Problem description: Reproduce every line of the data below character for character, with no changes.

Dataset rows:
|---|
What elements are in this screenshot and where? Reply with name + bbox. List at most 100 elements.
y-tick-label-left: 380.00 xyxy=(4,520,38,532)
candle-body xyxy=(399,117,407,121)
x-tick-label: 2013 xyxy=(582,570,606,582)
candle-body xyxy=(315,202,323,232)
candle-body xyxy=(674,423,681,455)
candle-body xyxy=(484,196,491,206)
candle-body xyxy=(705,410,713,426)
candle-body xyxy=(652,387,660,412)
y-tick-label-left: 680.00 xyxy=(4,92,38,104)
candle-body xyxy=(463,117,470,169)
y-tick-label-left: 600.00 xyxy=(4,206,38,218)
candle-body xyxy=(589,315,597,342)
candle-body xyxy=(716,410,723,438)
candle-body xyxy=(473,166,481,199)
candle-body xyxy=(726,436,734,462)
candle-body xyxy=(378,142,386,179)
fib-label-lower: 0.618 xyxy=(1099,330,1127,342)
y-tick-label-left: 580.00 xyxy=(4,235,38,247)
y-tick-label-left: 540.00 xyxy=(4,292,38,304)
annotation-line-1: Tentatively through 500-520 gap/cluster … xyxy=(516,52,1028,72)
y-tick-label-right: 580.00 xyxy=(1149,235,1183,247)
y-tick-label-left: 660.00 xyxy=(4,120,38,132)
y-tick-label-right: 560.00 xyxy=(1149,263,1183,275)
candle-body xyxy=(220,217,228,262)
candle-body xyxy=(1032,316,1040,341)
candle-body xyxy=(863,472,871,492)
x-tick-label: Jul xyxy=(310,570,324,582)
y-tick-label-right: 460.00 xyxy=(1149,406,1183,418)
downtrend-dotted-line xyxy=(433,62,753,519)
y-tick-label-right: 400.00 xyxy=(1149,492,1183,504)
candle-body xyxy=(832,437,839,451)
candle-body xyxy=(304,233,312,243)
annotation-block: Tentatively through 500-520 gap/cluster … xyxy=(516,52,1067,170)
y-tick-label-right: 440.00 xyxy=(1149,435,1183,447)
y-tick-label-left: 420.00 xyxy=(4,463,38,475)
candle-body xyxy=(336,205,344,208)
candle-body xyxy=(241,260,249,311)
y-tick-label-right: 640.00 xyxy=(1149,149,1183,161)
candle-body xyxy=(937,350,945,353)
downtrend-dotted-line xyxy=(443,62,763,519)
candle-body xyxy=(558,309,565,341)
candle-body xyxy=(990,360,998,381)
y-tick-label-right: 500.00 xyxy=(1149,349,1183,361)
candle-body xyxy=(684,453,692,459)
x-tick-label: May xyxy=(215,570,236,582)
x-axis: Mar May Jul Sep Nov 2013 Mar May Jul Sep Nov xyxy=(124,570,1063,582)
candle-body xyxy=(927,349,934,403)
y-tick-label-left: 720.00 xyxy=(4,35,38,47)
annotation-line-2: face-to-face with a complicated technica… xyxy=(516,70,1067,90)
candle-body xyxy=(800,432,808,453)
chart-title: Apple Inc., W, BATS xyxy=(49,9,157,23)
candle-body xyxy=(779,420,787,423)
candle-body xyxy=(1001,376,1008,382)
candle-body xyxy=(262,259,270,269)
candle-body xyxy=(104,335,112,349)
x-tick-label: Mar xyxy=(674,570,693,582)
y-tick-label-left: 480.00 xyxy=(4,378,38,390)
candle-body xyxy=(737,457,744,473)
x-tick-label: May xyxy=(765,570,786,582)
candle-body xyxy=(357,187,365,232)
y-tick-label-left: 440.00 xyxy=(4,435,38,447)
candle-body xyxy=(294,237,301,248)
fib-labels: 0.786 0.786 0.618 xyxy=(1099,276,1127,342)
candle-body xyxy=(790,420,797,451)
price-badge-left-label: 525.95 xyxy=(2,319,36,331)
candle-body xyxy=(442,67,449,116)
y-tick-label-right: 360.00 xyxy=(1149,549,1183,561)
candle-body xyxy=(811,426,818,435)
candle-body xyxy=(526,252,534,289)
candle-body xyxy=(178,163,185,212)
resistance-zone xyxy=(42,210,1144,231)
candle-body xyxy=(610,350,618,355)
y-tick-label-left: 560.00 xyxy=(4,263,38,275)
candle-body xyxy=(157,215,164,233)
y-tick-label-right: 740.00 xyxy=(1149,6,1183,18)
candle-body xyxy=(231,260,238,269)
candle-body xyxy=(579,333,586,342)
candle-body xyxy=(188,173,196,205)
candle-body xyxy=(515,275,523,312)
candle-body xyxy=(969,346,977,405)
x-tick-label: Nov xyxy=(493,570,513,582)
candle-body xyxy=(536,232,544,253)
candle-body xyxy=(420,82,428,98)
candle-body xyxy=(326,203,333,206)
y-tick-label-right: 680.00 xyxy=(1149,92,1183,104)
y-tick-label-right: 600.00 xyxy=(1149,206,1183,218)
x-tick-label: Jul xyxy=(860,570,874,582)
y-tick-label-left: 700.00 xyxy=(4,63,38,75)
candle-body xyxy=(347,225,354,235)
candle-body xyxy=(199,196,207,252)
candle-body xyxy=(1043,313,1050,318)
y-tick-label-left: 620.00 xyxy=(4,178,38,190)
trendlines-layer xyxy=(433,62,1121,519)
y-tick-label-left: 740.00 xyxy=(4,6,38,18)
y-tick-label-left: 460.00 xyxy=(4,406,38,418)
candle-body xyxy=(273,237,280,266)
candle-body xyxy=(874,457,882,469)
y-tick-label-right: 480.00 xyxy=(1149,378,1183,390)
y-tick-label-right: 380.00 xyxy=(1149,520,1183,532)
|---|
Task response:
What elements are in this screenshot and where? Reply with name + bbox. List at most 100 elements.
y-tick-label-left: 380.00 xyxy=(4,520,38,532)
candle-body xyxy=(399,117,407,121)
x-tick-label: 2013 xyxy=(582,570,606,582)
candle-body xyxy=(315,202,323,232)
candle-body xyxy=(674,423,681,455)
candle-body xyxy=(484,196,491,206)
candle-body xyxy=(705,410,713,426)
candle-body xyxy=(652,387,660,412)
y-tick-label-left: 680.00 xyxy=(4,92,38,104)
candle-body xyxy=(463,117,470,169)
y-tick-label-left: 600.00 xyxy=(4,206,38,218)
candle-body xyxy=(589,315,597,342)
candle-body xyxy=(716,410,723,438)
candle-body xyxy=(473,166,481,199)
candle-body xyxy=(726,436,734,462)
candle-body xyxy=(378,142,386,179)
fib-label-lower: 0.618 xyxy=(1099,330,1127,342)
y-tick-label-left: 580.00 xyxy=(4,235,38,247)
y-tick-label-left: 540.00 xyxy=(4,292,38,304)
annotation-line-1: Tentatively through 500-520 gap/cluster … xyxy=(516,52,1028,72)
y-tick-label-right: 580.00 xyxy=(1149,235,1183,247)
y-tick-label-left: 660.00 xyxy=(4,120,38,132)
y-tick-label-right: 560.00 xyxy=(1149,263,1183,275)
candle-body xyxy=(220,217,228,262)
candle-body xyxy=(1032,316,1040,341)
candle-body xyxy=(863,472,871,492)
x-tick-label: Jul xyxy=(310,570,324,582)
y-tick-label-right: 460.00 xyxy=(1149,406,1183,418)
downtrend-dotted-line xyxy=(433,62,753,519)
y-tick-label-right: 400.00 xyxy=(1149,492,1183,504)
candle-body xyxy=(832,437,839,451)
candle-body xyxy=(304,233,312,243)
annotation-block: Tentatively through 500-520 gap/cluster … xyxy=(516,52,1067,170)
y-tick-label-right: 440.00 xyxy=(1149,435,1183,447)
y-tick-label-left: 420.00 xyxy=(4,463,38,475)
candle-body xyxy=(336,205,344,208)
candle-body xyxy=(241,260,249,311)
y-tick-label-right: 640.00 xyxy=(1149,149,1183,161)
candle-body xyxy=(937,350,945,353)
downtrend-dotted-line xyxy=(443,62,763,519)
candle-body xyxy=(558,309,565,341)
candle-body xyxy=(990,360,998,381)
y-tick-label-right: 500.00 xyxy=(1149,349,1183,361)
candle-body xyxy=(684,453,692,459)
x-tick-label: May xyxy=(215,570,236,582)
x-axis: Mar May Jul Sep Nov 2013 Mar May Jul Sep Nov xyxy=(124,570,1063,582)
candle-body xyxy=(927,349,934,403)
y-tick-label-left: 720.00 xyxy=(4,35,38,47)
annotation-line-2: face-to-face with a complicated technica… xyxy=(516,70,1067,90)
candle-body xyxy=(800,432,808,453)
chart-title: Apple Inc., W, BATS xyxy=(49,9,157,23)
candle-body xyxy=(779,420,787,423)
candle-body xyxy=(1001,376,1008,382)
candle-body xyxy=(262,259,270,269)
candle-body xyxy=(104,335,112,349)
x-tick-label: Mar xyxy=(674,570,693,582)
y-tick-label-left: 480.00 xyxy=(4,378,38,390)
candle-body xyxy=(737,457,744,473)
x-tick-label: May xyxy=(765,570,786,582)
candle-body xyxy=(357,187,365,232)
y-tick-label-left: 440.00 xyxy=(4,435,38,447)
candle-body xyxy=(294,237,301,248)
fib-labels: 0.786 0.786 0.618 xyxy=(1099,276,1127,342)
candle-body xyxy=(790,420,797,451)
price-badge-left-label: 525.95 xyxy=(2,319,36,331)
candle-body xyxy=(442,67,449,116)
y-tick-label-right: 360.00 xyxy=(1149,549,1183,561)
candle-body xyxy=(811,426,818,435)
candle-body xyxy=(526,252,534,289)
candle-body xyxy=(178,163,185,212)
resistance-zone xyxy=(42,210,1144,231)
candle-body xyxy=(610,350,618,355)
y-tick-label-left: 560.00 xyxy=(4,263,38,275)
candle-body xyxy=(157,215,164,233)
y-tick-label-right: 740.00 xyxy=(1149,6,1183,18)
candle-body xyxy=(231,260,238,269)
candle-body xyxy=(579,333,586,342)
candle-body xyxy=(188,173,196,205)
candle-body xyxy=(515,275,523,312)
candle-body xyxy=(969,346,977,405)
x-tick-label: Nov xyxy=(493,570,513,582)
candle-body xyxy=(536,232,544,253)
candle-body xyxy=(420,82,428,98)
candle-body xyxy=(326,203,333,206)
y-tick-label-right: 680.00 xyxy=(1149,92,1183,104)
y-tick-label-right: 600.00 xyxy=(1149,206,1183,218)
x-tick-label: Jul xyxy=(860,570,874,582)
y-tick-label-left: 700.00 xyxy=(4,63,38,75)
candle-body xyxy=(347,225,354,235)
candle-body xyxy=(199,196,207,252)
candle-body xyxy=(1043,313,1050,318)
y-tick-label-left: 620.00 xyxy=(4,178,38,190)
trendlines-layer xyxy=(433,62,1121,519)
y-tick-label-left: 740.00 xyxy=(4,6,38,18)
y-tick-label-left: 460.00 xyxy=(4,406,38,418)
candle-body xyxy=(273,237,280,266)
candle-body xyxy=(874,457,882,469)
y-tick-label-right: 480.00 xyxy=(1149,378,1183,390)
y-tick-label-right: 380.00 xyxy=(1149,520,1183,532)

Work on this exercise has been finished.